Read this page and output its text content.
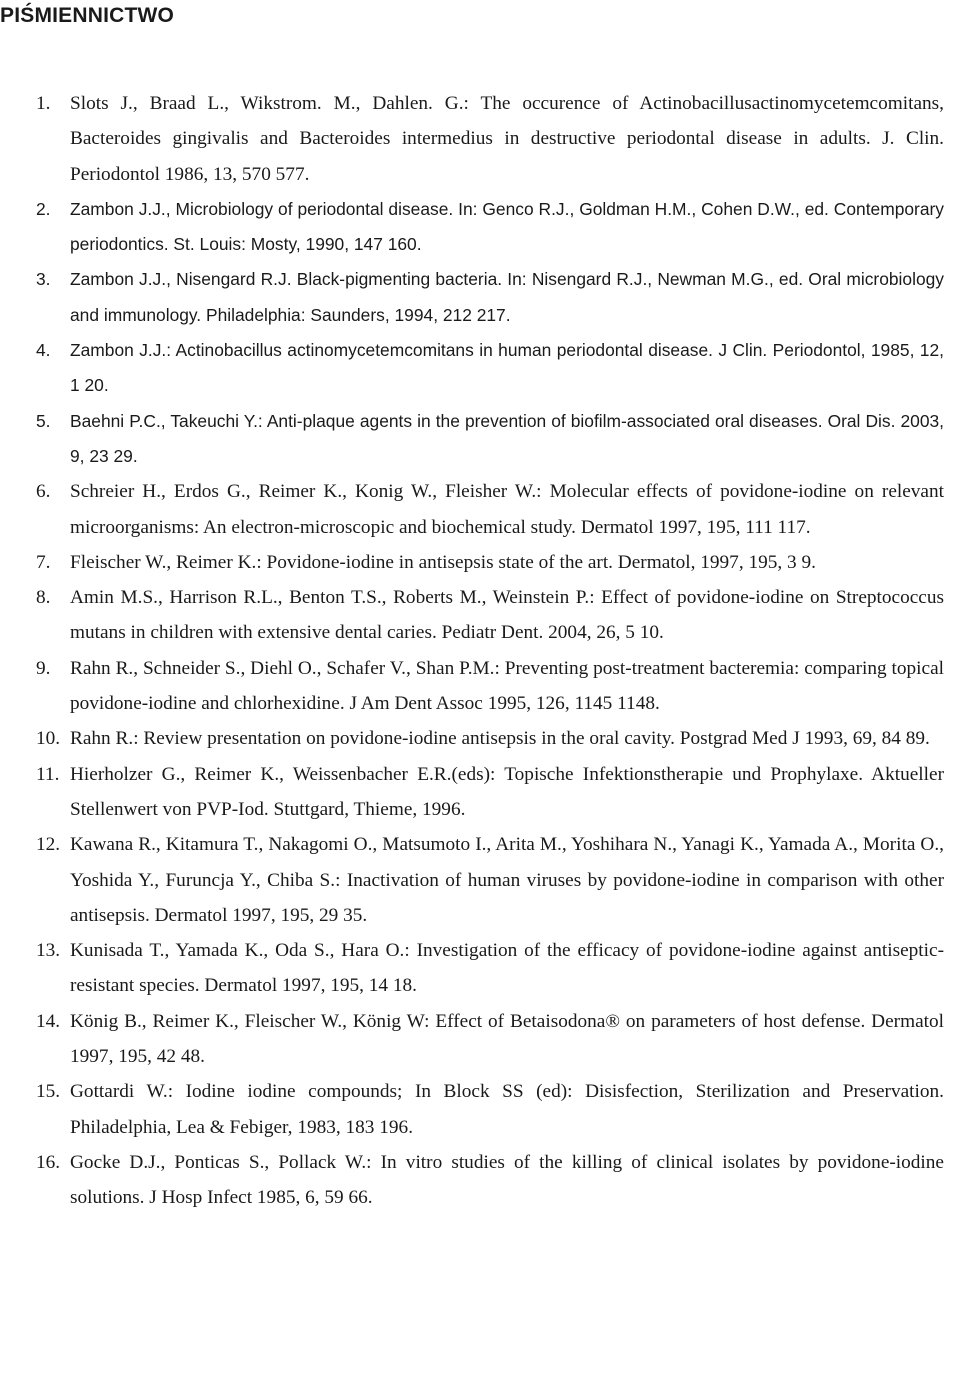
PIŚMIENNICTWO
1. Slots J., Braad L., Wikstrom. M., Dahlen. G.: The occurence of Actinobacillusactinomycetemcomitans, Bacteroides gingivalis and Bacteroides intermedius in destructive periodontal disease in adults. J. Clin. Periodontol 1986, 13, 570 577.
2. Zambon J.J., Microbiology of periodontal disease. In: Genco R.J., Goldman H.M., Cohen D.W., ed. Contemporary periodontics. St. Louis: Mosty, 1990, 147 160.
3. Zambon J.J., Nisengard R.J. Black-pigmenting bacteria. In: Nisengard R.J., Newman M.G., ed. Oral microbiology and immunology. Philadelphia: Saunders, 1994, 212 217.
4. Zambon J.J.: Actinobacillus actinomycetemcomitans in human periodontal disease. J Clin. Periodontol, 1985, 12, 1 20.
5. Baehni P.C., Takeuchi Y.: Anti-plaque agents in the prevention of biofilm-associated oral diseases. Oral Dis. 2003, 9, 23 29.
6. Schreier H., Erdos G., Reimer K., Konig W., Fleisher W.: Molecular effects of povidone-iodine on relevant microorganisms: An electron-microscopic and biochemical study. Dermatol 1997, 195, 111 117.
7. Fleischer W., Reimer K.: Povidone-iodine in antisepsis state of the art. Dermatol, 1997, 195, 3 9.
8. Amin M.S., Harrison R.L., Benton T.S., Roberts M., Weinstein P.: Effect of povidone-iodine on Streptococcus mutans in children with extensive dental caries. Pediatr Dent. 2004, 26, 5 10.
9. Rahn R., Schneider S., Diehl O., Schafer V., Shan P.M.: Preventing post-treatment bacteremia: comparing topical povidone-iodine and chlorhexidine. J Am Dent Assoc 1995, 126, 1145 1148.
10. Rahn R.: Review presentation on povidone-iodine antisepsis in the oral cavity. Postgrad Med J 1993, 69, 84 89.
11. Hierholzer G., Reimer K., Weissenbacher E.R.(eds): Topische Infektionstherapie und Prophylaxe. Aktueller Stellenwert von PVP-Iod. Stuttgard, Thieme, 1996.
12. Kawana R., Kitamura T., Nakagomi O., Matsumoto I., Arita M., Yoshihara N., Yanagi K., Yamada A., Morita O., Yoshida Y., Furuncja Y., Chiba S.: Inactivation of human viruses by povidone-iodine in comparison with other antisepsis. Dermatol 1997, 195, 29 35.
13. Kunisada T., Yamada K., Oda S., Hara O.: Investigation of the efficacy of povidone-iodine against antiseptic-resistant species. Dermatol 1997, 195, 14 18.
14. König B., Reimer K., Fleischer W., König W: Effect of Betaisodona® on parameters of host defense. Dermatol 1997, 195, 42 48.
15. Gottardi W.: Iodine iodine compounds; In Block SS (ed): Disisfection, Sterilization and Preservation. Philadelphia, Lea & Febiger, 1983, 183 196.
16. Gocke D.J., Ponticas S., Pollack W.: In vitro studies of the killing of clinical isolates by povidone-iodine solutions. J Hosp Infect 1985, 6, 59 66.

#### TASK OBJECTIVE
None of the pictures belongs in the answer, but all the entries must be repeated exactly.

#### TASK SOLUTION
Read this page and output its text content.
PIŚMIENNICTWO
1. Slots J., Braad L., Wikstrom. M., Dahlen. G.: The occurence of Actinobacillusactinomycetemcomitans, Bacteroides gingivalis and Bacteroides intermedius in destructive periodontal disease in adults. J. Clin. Periodontol 1986, 13, 570 577.
2. Zambon J.J., Microbiology of periodontal disease. In: Genco R.J., Goldman H.M., Cohen D.W., ed. Contemporary periodontics. St. Louis: Mosty, 1990, 147 160.
3. Zambon J.J., Nisengard R.J. Black-pigmenting bacteria. In: Nisengard R.J., Newman M.G., ed. Oral microbiology and immunology. Philadelphia: Saunders, 1994, 212 217.
4. Zambon J.J.: Actinobacillus actinomycetemcomitans in human periodontal disease. J Clin. Periodontol, 1985, 12, 1 20.
5. Baehni P.C., Takeuchi Y.: Anti-plaque agents in the prevention of biofilm-associated oral diseases. Oral Dis. 2003, 9, 23 29.
6. Schreier H., Erdos G., Reimer K., Konig W., Fleisher W.: Molecular effects of povidone-iodine on relevant microorganisms: An electron-microscopic and biochemical study. Dermatol 1997, 195, 111 117.
7. Fleischer W., Reimer K.: Povidone-iodine in antisepsis state of the art. Dermatol, 1997, 195, 3 9.
8. Amin M.S., Harrison R.L., Benton T.S., Roberts M., Weinstein P.: Effect of povidone-iodine on Streptococcus mutans in children with extensive dental caries. Pediatr Dent. 2004, 26, 5 10.
9. Rahn R., Schneider S., Diehl O., Schafer V., Shan P.M.: Preventing post-treatment bacteremia: comparing topical povidone-iodine and chlorhexidine. J Am Dent Assoc 1995, 126, 1145 1148.
10. Rahn R.: Review presentation on povidone-iodine antisepsis in the oral cavity. Postgrad Med J 1993, 69, 84 89.
11. Hierholzer G., Reimer K., Weissenbacher E.R.(eds): Topische Infektionstherapie und Prophylaxe. Aktueller Stellenwert von PVP-Iod. Stuttgard, Thieme, 1996.
12. Kawana R., Kitamura T., Nakagomi O., Matsumoto I., Arita M., Yoshihara N., Yanagi K., Yamada A., Morita O., Yoshida Y., Furuncja Y., Chiba S.: Inactivation of human viruses by povidone-iodine in comparison with other antisepsis. Dermatol 1997, 195, 29 35.
13. Kunisada T., Yamada K., Oda S., Hara O.: Investigation of the efficacy of povidone-iodine against antiseptic-resistant species. Dermatol 1997, 195, 14 18.
14. König B., Reimer K., Fleischer W., König W: Effect of Betaisodona® on parameters of host defense. Dermatol 1997, 195, 42 48.
15. Gottardi W.: Iodine iodine compounds; In Block SS (ed): Disisfection, Sterilization and Preservation. Philadelphia, Lea & Febiger, 1983, 183 196.
16. Gocke D.J., Ponticas S., Pollack W.: In vitro studies of the killing of clinical isolates by povidone-iodine solutions. J Hosp Infect 1985, 6, 59 66.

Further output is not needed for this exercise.